*Task to carry out:*
Print out the material that follows word for word.

______

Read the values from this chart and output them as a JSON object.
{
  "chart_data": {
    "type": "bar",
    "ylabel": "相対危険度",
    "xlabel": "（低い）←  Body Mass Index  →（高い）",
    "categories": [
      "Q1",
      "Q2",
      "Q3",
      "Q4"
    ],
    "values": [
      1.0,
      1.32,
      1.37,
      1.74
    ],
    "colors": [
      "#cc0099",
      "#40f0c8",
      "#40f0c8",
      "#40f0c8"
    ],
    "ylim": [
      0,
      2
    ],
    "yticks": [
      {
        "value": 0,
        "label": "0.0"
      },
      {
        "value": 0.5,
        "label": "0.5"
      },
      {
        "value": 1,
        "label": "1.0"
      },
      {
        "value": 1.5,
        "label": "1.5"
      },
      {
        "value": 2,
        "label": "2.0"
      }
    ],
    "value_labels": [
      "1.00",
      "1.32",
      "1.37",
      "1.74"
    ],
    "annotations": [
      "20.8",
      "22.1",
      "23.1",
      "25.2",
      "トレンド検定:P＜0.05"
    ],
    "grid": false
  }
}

______

*Response:*
Read the values from this chart and output them as a JSON object.
{
  "chart_data": {
    "type": "bar",
    "ylabel": "相対危険度",
    "xlabel": "（低い）←  Body Mass Index  →（高い）",
    "categories": [
      "Q1",
      "Q2",
      "Q3",
      "Q4"
    ],
    "values": [
      1.0,
      1.32,
      1.37,
      1.74
    ],
    "colors": [
      "#cc0099",
      "#40f0c8",
      "#40f0c8",
      "#40f0c8"
    ],
    "ylim": [
      0,
      2
    ],
    "yticks": [
      {
        "value": 0,
        "label": "0.0"
      },
      {
        "value": 0.5,
        "label": "0.5"
      },
      {
        "value": 1,
        "label": "1.0"
      },
      {
        "value": 1.5,
        "label": "1.5"
      },
      {
        "value": 2,
        "label": "2.0"
      }
    ],
    "value_labels": [
      "1.00",
      "1.32",
      "1.37",
      "1.74"
    ],
    "annotations": [
      "20.8",
      "22.1",
      "23.1",
      "25.2",
      "トレンド検定:P＜0.05"
    ],
    "grid": false
  }
}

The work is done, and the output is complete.